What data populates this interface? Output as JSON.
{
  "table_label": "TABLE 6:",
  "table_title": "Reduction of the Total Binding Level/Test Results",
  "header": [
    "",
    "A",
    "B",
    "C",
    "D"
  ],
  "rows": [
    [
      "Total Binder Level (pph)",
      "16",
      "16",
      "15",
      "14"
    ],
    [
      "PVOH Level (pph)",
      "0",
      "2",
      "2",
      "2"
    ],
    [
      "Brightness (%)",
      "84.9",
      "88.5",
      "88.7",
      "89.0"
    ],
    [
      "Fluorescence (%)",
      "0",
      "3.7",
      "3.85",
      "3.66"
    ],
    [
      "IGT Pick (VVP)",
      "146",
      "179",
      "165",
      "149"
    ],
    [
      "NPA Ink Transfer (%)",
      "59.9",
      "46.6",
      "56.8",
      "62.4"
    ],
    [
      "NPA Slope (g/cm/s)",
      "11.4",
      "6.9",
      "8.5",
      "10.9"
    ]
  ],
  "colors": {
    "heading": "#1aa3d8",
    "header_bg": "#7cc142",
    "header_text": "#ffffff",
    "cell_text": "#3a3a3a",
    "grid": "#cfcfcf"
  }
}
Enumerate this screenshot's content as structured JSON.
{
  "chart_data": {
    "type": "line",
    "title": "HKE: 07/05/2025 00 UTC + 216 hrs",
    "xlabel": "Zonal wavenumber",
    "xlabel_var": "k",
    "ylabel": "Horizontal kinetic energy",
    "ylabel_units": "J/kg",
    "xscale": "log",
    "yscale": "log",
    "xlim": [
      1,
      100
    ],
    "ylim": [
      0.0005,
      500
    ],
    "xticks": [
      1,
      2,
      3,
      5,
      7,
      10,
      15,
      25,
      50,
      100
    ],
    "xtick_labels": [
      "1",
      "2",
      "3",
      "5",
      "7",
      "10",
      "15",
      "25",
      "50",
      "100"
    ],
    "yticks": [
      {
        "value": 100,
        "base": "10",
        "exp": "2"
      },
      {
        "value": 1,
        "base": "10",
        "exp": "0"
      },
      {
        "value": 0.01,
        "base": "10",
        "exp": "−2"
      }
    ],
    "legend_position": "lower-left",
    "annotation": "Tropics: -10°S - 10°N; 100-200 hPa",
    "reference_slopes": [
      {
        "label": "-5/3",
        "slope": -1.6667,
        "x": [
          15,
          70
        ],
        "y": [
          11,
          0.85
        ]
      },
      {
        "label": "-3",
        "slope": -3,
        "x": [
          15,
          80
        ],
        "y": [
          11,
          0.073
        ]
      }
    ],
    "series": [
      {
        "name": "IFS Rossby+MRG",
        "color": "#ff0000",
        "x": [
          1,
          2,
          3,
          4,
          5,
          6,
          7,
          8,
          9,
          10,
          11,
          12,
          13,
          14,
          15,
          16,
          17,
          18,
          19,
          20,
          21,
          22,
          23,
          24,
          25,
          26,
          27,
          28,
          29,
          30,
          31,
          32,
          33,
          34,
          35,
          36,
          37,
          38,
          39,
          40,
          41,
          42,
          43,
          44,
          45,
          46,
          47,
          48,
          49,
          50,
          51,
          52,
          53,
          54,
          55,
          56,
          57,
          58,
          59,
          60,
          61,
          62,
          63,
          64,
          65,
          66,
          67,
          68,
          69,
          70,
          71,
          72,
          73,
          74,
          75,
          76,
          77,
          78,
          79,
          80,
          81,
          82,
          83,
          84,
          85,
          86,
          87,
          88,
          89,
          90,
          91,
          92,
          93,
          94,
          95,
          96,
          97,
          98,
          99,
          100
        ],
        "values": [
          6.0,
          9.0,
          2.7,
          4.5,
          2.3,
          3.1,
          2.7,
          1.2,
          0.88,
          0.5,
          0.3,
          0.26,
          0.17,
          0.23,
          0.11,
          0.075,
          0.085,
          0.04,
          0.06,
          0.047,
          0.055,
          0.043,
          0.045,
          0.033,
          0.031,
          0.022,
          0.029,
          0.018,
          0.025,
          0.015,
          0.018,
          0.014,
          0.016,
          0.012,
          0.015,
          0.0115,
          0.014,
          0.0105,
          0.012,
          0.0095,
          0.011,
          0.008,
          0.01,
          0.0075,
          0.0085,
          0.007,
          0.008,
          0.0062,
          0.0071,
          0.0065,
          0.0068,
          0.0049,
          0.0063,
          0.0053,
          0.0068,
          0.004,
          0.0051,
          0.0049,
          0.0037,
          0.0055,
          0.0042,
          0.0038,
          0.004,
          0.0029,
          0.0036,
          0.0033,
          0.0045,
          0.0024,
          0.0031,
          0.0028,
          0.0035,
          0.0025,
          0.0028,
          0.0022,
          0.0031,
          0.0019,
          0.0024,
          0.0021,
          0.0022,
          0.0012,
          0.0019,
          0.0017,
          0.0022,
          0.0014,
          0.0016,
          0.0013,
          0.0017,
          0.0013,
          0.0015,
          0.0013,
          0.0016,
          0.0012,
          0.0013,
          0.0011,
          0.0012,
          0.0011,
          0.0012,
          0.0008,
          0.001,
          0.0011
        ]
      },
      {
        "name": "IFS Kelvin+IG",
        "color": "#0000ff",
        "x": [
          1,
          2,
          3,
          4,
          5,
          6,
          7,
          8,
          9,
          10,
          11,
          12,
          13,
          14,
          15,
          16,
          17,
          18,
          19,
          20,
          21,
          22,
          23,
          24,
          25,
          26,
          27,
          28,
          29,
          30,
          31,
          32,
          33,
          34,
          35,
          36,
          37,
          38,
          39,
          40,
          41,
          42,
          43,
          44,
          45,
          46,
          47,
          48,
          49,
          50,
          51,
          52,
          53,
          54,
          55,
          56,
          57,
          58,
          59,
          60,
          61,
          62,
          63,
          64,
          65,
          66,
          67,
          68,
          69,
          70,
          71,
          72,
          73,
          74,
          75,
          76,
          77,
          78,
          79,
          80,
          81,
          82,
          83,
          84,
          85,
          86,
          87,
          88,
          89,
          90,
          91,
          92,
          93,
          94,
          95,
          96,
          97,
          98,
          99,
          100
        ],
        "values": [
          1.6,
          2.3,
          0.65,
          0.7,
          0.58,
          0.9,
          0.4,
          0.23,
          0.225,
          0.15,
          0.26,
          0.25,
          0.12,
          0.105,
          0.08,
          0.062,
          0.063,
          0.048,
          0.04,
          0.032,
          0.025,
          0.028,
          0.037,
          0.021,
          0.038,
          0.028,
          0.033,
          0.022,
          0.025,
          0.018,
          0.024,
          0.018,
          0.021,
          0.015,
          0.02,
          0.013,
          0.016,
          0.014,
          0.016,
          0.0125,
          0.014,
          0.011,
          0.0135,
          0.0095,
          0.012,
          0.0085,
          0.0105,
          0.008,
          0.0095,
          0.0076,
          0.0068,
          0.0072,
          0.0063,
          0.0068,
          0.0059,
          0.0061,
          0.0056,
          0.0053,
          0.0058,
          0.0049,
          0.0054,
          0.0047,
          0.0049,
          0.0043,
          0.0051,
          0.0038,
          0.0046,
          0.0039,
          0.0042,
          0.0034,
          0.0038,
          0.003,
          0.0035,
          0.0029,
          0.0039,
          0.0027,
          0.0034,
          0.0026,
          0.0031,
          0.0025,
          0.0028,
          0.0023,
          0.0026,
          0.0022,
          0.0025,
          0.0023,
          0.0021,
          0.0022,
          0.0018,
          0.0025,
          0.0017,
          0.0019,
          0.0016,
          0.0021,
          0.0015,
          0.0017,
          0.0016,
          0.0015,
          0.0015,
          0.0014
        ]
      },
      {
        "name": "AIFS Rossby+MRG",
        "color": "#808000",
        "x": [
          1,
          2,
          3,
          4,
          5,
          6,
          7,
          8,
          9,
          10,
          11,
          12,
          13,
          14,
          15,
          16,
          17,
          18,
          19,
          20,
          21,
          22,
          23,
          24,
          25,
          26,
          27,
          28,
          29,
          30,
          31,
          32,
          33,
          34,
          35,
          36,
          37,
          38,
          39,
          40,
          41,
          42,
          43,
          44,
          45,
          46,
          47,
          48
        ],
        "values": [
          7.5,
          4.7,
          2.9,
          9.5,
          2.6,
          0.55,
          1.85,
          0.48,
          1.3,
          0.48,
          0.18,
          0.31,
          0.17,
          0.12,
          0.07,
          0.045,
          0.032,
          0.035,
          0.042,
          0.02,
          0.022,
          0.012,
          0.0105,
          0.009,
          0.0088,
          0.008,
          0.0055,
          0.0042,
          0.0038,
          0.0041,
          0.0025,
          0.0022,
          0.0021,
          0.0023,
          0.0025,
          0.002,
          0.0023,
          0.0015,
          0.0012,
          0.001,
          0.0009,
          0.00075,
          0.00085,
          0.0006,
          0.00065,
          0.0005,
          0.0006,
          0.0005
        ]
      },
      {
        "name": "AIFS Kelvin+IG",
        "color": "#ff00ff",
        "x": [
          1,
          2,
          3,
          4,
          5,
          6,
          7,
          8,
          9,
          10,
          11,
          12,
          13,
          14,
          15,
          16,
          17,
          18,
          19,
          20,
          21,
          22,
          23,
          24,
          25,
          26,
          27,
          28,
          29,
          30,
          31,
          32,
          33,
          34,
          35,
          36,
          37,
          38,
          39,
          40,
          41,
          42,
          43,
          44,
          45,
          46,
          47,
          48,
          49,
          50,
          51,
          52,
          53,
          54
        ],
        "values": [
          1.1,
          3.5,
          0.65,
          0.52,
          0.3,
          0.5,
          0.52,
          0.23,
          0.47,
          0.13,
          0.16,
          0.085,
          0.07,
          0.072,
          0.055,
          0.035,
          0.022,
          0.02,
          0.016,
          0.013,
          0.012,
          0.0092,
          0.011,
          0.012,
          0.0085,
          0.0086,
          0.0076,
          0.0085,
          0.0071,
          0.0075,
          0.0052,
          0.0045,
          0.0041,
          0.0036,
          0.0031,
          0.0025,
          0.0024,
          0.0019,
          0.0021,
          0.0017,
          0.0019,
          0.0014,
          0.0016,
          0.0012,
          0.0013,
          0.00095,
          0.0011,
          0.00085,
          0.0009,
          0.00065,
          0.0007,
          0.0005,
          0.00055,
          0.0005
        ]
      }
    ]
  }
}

- _WHAT THE EXERCISE ASKS_
Give only the number of lines in the entries above that hold the string "Kelvin".

- _SOLUTION TO THIS EXERCISE_
2